__CONSEGNA A__
Le affermazioni (i), (ii) e (iii) concordano con il brano sulle mostre fotografiche? Rispondi sì o no a ciascuna, citando alla lettera le parole del brano che lo stabiliscono: (i) la mostra "Aqua mater" è aperta dal martedì alla domenica, dalle 10 alle 19; (ii) la trilogia fotografica è cominciata con i bambini di Steve McCurry; (iii) il primo mondo in cui si imbattono i visitatori di "Aqua mater" è la foresta amazzonica.

━━━━━━━━━━

Poi, come abbiamo raccontato qui in “Genovese per caso”, c’è stata la trilogia fotografica del Sottoporticato, che sembra uno spazio nato apposta per queste esposizioni. Soffitti bassi, fresco naturale, ottima acustica sia per le guide che per il sonoro che accompagna le mostre, soprattutto la retroilluminazione delle fotografie che le rende ancora più belle e significative.
Questo, a mio parere, è l’elemento più prezioso, qualcosa che equipara gli scatti a quadri, con un semplice contorno minimalista che le esalta e quasi le porta a uscire dalla cornice. Dalla tela, mi stava uscendo “dalla penna”.
In particolare, la trilogia delle mostre fotografiche qui è cominciata con lo splendido bianco e nero di Letizia Battaglia, davvero emozionante e ricca di passione civile, ma anche la continuazione è stata assolutamente dello stesso livello, con i bambini di Steve McCurry, dove – insieme ai loro occhi – il ruolo civile e civico di Palazzo Ducale è stato elevato a potenza da tutte le dichiarazioni sui diritti dell’infanzia.
E lo stesso stile si ritrova in tutte le carte sull’acqua che contrappuntano “Aqua mater”, la mostra con le fotografie di Sebastiao Salgado in corso fino al 14 luglio, dal martedì alla domenica, dalle 10 alle 19.
Personalmente, è quella che ho amato più di tutte, anche per la differenziazione degli scenari, a partire dalla foresta amazzonica, che è il primo mondo in cui si imbattono i visitatori, ed è di una bellezza straordinaria, che lascia a bocca aperta, secondo spettacolo dopo l’accoglienza agli ospiti dei “Mercoledì (e non solo) della cultura” di Villa Montallegro da parte di Emilia Ferraris.
Alcune di queste fotografie, per esempio quelle con le gocce di pioggia che contrappuntano l’immagine, sembrano quasi litografie di Dürer, splendide e affascinanti, con i particolari dell’immagine che paiono schizzi di china.
Ma, soprattutto, tutte quelle della serie brasiliana, le più belle della mostra a mio giudizio, ci riportano le atmosfere dei fumetti della nostra gioventù e dell’aereo di Mister No in viaggio sopra l’Amazzonia e il Pantanal, protagonista proprio di alcune di queste foto. L’Amazzonia e il Pantanal, intendo, non Mister No.
E qui, in questo gioco di rimandi a precedenti “Mercoledì della cultura”, i luoghi fotografati nel Pantanal, con fanghi e sabbie che sembrano quasi non luoghi, mi hanno riportato alla splendida esposizione di Francesco Jodice a Palazzo Grillo, “Nuova Terraferma”. E le banchine scarificate del porto di Genova potrebbero essere qui, in lande quasi innaturali della regione più naturale del mondo, l’interno (e l’inferno) del Sudamerica e del Brasile. O sulla luna.

━━━━━━━━━━

__CONSEGNA B__
Ricopia tutte le righe dei record, dall'inizio fino alla riga che contiene "stat-growth-amounts-line: aumentaron los", compresa.

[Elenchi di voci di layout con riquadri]
━━━━━━━━━━

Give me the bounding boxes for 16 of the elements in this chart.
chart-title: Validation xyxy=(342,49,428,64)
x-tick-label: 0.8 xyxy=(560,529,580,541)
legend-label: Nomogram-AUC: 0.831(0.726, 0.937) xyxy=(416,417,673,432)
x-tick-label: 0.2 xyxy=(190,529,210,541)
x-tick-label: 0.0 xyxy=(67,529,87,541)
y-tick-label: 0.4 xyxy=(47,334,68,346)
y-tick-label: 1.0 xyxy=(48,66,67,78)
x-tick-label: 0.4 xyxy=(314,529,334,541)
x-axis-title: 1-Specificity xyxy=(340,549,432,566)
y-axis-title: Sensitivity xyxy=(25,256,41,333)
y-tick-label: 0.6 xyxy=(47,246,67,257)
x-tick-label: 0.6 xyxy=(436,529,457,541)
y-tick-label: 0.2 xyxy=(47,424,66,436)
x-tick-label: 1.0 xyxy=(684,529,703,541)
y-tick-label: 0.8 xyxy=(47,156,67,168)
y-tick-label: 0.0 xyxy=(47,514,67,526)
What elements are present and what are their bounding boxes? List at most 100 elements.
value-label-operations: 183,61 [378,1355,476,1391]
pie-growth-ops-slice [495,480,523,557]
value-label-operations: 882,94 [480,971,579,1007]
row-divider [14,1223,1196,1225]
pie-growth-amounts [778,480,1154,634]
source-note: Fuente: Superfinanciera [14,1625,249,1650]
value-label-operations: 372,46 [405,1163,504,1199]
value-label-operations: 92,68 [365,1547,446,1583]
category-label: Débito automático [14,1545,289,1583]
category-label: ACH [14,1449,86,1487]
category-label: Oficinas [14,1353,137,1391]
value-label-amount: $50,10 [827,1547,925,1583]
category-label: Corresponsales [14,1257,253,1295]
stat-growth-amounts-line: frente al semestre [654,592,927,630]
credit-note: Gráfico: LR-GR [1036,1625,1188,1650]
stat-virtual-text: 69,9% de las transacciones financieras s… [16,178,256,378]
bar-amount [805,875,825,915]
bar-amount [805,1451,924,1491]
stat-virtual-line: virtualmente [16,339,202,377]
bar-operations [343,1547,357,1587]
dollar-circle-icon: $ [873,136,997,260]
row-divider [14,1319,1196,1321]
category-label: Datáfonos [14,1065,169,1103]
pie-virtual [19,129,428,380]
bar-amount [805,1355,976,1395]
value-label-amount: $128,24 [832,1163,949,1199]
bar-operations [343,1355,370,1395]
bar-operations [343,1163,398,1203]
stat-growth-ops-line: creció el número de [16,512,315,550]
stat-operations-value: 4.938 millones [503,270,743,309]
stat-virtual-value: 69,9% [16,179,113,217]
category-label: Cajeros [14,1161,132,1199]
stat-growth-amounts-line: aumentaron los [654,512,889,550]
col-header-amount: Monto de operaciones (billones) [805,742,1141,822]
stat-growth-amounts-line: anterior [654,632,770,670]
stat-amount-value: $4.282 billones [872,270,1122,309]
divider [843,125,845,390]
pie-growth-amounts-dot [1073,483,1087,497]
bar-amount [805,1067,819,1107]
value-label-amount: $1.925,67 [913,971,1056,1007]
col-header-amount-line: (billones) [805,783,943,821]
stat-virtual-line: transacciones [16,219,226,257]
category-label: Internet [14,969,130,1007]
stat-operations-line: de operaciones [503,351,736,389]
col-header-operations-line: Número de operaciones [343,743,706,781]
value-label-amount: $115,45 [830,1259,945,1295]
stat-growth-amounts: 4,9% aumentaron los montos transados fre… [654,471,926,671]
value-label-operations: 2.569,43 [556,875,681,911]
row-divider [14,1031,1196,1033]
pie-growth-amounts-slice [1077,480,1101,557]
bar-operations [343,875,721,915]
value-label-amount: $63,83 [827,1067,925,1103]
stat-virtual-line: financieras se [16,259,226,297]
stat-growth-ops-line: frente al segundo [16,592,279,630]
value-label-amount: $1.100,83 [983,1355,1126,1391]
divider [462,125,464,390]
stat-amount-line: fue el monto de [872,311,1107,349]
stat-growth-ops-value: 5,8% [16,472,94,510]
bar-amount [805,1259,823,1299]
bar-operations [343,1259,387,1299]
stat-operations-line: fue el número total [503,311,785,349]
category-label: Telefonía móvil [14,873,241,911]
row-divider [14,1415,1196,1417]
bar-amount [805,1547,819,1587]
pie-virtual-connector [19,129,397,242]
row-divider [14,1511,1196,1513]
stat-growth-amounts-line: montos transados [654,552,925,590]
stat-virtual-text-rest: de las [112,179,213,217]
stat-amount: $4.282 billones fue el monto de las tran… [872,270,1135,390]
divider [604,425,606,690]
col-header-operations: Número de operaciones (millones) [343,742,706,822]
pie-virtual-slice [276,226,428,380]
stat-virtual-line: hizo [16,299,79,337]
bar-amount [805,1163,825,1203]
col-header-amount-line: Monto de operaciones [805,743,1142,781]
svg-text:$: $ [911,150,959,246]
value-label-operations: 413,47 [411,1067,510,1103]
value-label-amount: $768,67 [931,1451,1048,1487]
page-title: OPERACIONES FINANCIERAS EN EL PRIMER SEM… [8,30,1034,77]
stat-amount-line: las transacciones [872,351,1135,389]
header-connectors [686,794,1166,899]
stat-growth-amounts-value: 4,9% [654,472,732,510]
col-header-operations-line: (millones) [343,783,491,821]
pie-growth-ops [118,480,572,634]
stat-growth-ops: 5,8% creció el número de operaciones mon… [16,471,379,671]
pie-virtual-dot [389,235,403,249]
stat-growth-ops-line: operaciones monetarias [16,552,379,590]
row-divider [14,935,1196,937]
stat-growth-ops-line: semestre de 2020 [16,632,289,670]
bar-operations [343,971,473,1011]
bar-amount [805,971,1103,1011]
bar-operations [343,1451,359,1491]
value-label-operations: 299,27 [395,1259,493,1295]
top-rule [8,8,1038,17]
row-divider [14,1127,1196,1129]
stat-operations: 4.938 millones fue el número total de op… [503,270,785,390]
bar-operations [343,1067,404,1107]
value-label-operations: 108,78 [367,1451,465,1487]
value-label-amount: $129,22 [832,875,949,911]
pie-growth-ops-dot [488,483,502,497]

━━━━━━━━━━

__RISPOSTA SVOLTA A__
(i) Sì: «dal martedì alla domenica, dalle 10 alle 19».
(ii) No: «la trilogia delle mostre fotografiche qui è cominciata con lo splendido bianco e nero di Letizia Battaglia».
(iii) Sì: «a partire dalla foresta amazzonica, che è il primo mondo in cui si imbattono i visitatori».

__RISPOSTA SVOLTA B__
Give me the bounding boxes for 16 of the elements in this chart.
chart-title: Validation xyxy=(342,49,428,64)
x-tick-label: 0.8 xyxy=(560,529,580,541)
legend-label: Nomogram-AUC: 0.831(0.726, 0.937) xyxy=(416,417,673,432)
x-tick-label: 0.2 xyxy=(190,529,210,541)
x-tick-label: 0.0 xyxy=(67,529,87,541)
y-tick-label: 0.4 xyxy=(47,334,68,346)
y-tick-label: 1.0 xyxy=(48,66,67,78)
x-tick-label: 0.4 xyxy=(314,529,334,541)
x-axis-title: 1-Specificity xyxy=(340,549,432,566)
y-axis-title: Sensitivity xyxy=(25,256,41,333)
y-tick-label: 0.6 xyxy=(47,246,67,257)
x-tick-label: 0.6 xyxy=(436,529,457,541)
y-tick-label: 0.2 xyxy=(47,424,66,436)
x-tick-label: 1.0 xyxy=(684,529,703,541)
y-tick-label: 0.8 xyxy=(47,156,67,168)
y-tick-label: 0.0 xyxy=(47,514,67,526)
What elements are present and what are their bounding boxes? List at most 100 elements.
value-label-operations: 183,61 [378,1355,476,1391]
pie-growth-ops-slice [495,480,523,557]
value-label-operations: 882,94 [480,971,579,1007]
row-divider [14,1223,1196,1225]
pie-growth-amounts [778,480,1154,634]
source-note: Fuente: Superfinanciera [14,1625,249,1650]
value-label-operations: 372,46 [405,1163,504,1199]
value-label-operations: 92,68 [365,1547,446,1583]
category-label: Débito automático [14,1545,289,1583]
category-label: ACH [14,1449,86,1487]
category-label: Oficinas [14,1353,137,1391]
value-label-amount: $50,10 [827,1547,925,1583]
category-label: Corresponsales [14,1257,253,1295]
stat-growth-amounts-line: frente al semestre [654,592,927,630]
credit-note: Gráfico: LR-GR [1036,1625,1188,1650]
stat-virtual-text: 69,9% de las transacciones financieras s… [16,178,256,378]
bar-amount [805,875,825,915]
bar-amount [805,1451,924,1491]
stat-virtual-line: virtualmente [16,339,202,377]
bar-operations [343,1547,357,1587]
dollar-circle-icon: $ [873,136,997,260]
row-divider [14,1319,1196,1321]
category-label: Datáfonos [14,1065,169,1103]
pie-virtual [19,129,428,380]
bar-amount [805,1355,976,1395]
value-label-amount: $128,24 [832,1163,949,1199]
bar-operations [343,1355,370,1395]
bar-operations [343,1163,398,1203]
stat-growth-ops-line: creció el número de [16,512,315,550]
stat-operations-value: 4.938 millones [503,270,743,309]
stat-virtual-value: 69,9% [16,179,113,217]
category-label: Cajeros [14,1161,132,1199]
stat-growth-amounts-line: aumentaron los [654,512,889,550]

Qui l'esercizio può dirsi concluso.